> [What to do] Pick out every line that holds the string "Soft" and copy it.

> [Input for this task]

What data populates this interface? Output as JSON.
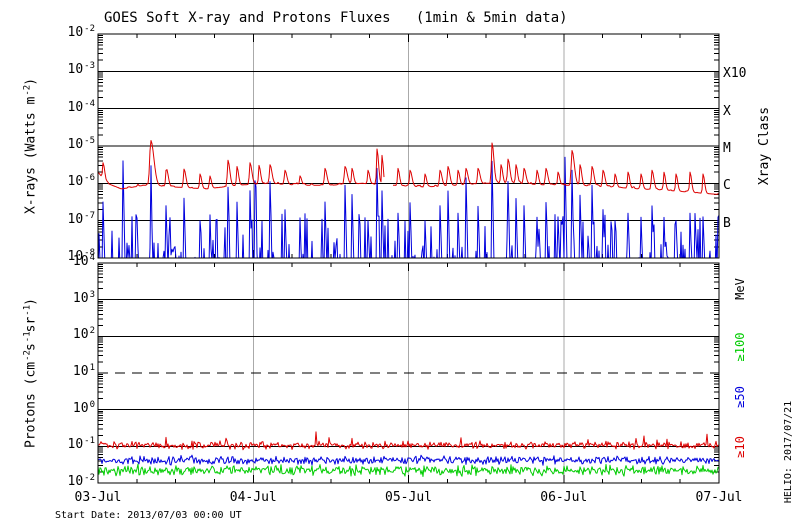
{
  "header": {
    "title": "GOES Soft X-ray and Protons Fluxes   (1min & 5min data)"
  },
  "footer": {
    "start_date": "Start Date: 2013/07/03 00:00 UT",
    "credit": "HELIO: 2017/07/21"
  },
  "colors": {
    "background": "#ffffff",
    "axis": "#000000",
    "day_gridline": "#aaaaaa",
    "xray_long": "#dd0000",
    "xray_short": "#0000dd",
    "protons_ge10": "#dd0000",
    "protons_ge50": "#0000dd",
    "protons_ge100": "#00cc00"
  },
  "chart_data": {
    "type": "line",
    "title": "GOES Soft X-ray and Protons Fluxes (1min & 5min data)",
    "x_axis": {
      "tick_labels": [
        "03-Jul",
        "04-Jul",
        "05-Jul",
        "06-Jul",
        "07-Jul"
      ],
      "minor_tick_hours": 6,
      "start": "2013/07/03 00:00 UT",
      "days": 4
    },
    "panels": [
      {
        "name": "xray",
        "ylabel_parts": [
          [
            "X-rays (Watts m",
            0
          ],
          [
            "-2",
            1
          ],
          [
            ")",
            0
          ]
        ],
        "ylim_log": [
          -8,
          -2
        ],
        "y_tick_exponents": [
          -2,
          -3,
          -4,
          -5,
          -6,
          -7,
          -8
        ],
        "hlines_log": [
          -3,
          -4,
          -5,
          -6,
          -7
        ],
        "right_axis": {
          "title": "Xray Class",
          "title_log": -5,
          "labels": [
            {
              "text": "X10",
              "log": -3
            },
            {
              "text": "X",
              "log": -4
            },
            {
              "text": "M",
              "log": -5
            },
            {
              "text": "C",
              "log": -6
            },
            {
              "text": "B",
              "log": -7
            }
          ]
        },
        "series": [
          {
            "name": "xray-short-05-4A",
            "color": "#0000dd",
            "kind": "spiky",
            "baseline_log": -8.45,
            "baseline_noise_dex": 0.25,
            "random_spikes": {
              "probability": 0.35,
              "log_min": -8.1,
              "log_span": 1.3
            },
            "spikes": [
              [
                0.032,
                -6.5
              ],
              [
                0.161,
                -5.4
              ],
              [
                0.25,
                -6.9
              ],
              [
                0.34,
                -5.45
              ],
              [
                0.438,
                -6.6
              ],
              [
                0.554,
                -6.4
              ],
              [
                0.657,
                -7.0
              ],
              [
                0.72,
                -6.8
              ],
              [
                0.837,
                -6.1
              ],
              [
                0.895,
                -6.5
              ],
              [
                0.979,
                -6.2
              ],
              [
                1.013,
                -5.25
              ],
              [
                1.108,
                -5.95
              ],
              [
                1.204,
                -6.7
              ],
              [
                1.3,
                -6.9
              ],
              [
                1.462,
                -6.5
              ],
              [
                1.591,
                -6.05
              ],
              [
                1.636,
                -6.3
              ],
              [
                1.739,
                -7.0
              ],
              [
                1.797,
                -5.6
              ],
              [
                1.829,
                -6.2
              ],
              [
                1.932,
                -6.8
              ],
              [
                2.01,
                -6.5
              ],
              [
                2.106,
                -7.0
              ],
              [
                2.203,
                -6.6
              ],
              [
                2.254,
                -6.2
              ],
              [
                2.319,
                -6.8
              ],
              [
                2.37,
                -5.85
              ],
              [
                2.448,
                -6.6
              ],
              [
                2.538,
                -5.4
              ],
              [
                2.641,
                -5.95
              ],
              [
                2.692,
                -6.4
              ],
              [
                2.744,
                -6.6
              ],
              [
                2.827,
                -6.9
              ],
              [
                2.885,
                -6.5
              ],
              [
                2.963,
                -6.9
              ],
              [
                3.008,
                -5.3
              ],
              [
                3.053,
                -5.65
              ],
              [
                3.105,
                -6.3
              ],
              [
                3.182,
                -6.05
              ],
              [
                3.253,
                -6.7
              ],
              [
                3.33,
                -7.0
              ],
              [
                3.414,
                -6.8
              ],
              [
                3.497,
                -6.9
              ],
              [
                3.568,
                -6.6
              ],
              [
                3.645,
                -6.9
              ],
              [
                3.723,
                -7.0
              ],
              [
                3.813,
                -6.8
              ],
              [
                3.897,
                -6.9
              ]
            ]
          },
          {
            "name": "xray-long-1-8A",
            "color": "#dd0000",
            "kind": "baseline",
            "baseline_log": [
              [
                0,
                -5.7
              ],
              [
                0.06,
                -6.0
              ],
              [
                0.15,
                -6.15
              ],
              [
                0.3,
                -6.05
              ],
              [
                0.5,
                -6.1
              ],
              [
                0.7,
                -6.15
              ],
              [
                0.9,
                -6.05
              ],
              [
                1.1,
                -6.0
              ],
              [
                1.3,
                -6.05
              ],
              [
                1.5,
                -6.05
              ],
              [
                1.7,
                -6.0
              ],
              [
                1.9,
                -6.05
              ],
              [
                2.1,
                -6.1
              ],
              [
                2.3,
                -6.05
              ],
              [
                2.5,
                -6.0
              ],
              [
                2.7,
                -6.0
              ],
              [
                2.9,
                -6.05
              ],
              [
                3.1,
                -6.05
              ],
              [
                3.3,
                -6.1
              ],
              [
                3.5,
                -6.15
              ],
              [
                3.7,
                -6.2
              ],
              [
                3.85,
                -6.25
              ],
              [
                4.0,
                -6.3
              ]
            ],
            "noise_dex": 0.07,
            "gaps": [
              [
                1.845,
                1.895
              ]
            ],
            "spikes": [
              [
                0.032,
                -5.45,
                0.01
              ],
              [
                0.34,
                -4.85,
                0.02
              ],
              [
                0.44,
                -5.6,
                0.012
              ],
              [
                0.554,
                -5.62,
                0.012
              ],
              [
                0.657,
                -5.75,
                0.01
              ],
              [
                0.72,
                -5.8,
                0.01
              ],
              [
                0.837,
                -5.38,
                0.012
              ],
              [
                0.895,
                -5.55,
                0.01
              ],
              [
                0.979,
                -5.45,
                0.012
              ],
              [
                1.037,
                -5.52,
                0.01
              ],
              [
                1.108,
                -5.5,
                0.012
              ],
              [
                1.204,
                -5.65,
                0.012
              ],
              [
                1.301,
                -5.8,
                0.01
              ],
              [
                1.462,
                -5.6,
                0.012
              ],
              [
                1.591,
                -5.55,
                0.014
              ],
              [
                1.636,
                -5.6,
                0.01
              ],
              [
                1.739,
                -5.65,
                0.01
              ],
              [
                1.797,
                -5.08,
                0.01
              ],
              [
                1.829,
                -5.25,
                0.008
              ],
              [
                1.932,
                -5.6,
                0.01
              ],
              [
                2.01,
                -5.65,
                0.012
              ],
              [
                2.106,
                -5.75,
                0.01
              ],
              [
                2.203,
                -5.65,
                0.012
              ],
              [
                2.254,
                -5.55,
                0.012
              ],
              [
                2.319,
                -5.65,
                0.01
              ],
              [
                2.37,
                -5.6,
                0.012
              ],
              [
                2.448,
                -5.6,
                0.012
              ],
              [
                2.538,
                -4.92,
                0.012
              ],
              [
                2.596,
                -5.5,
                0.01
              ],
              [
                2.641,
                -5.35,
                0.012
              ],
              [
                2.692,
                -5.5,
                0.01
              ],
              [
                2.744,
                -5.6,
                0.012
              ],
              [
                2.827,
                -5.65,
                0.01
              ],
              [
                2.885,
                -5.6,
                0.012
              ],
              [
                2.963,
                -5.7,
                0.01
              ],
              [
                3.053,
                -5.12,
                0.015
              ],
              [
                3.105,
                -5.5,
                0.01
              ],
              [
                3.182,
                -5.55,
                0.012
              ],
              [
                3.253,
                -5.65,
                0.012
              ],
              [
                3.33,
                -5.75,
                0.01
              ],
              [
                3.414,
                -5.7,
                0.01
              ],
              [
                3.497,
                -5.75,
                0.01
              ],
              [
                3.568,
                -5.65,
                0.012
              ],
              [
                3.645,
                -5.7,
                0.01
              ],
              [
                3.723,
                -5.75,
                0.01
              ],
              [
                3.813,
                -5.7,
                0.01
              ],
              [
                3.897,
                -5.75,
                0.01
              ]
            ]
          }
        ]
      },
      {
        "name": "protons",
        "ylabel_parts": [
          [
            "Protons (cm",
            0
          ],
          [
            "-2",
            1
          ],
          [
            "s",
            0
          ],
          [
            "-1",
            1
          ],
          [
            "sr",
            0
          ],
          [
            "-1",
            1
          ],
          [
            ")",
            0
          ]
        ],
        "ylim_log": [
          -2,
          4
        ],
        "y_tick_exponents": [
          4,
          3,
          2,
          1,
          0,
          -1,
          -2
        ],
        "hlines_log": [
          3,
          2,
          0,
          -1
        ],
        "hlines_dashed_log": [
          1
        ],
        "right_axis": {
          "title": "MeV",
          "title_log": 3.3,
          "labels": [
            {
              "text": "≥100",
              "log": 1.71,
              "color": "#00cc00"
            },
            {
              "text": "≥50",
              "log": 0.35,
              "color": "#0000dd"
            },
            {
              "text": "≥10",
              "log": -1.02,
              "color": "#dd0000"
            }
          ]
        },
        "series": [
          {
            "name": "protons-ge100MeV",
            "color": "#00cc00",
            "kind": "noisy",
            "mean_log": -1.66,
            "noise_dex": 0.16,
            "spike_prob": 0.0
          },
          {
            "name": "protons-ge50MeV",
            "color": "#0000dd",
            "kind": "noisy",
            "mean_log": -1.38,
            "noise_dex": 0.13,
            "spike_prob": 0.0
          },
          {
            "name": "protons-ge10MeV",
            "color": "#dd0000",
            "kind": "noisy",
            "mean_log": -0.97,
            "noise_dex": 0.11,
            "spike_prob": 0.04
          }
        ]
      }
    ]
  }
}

> [The completed task]
    "title": "GOES Soft X-ray and Protons Fluxes   (1min & 5min data)"
    "title": "GOES Soft X-ray and Protons Fluxes (1min & 5min data)",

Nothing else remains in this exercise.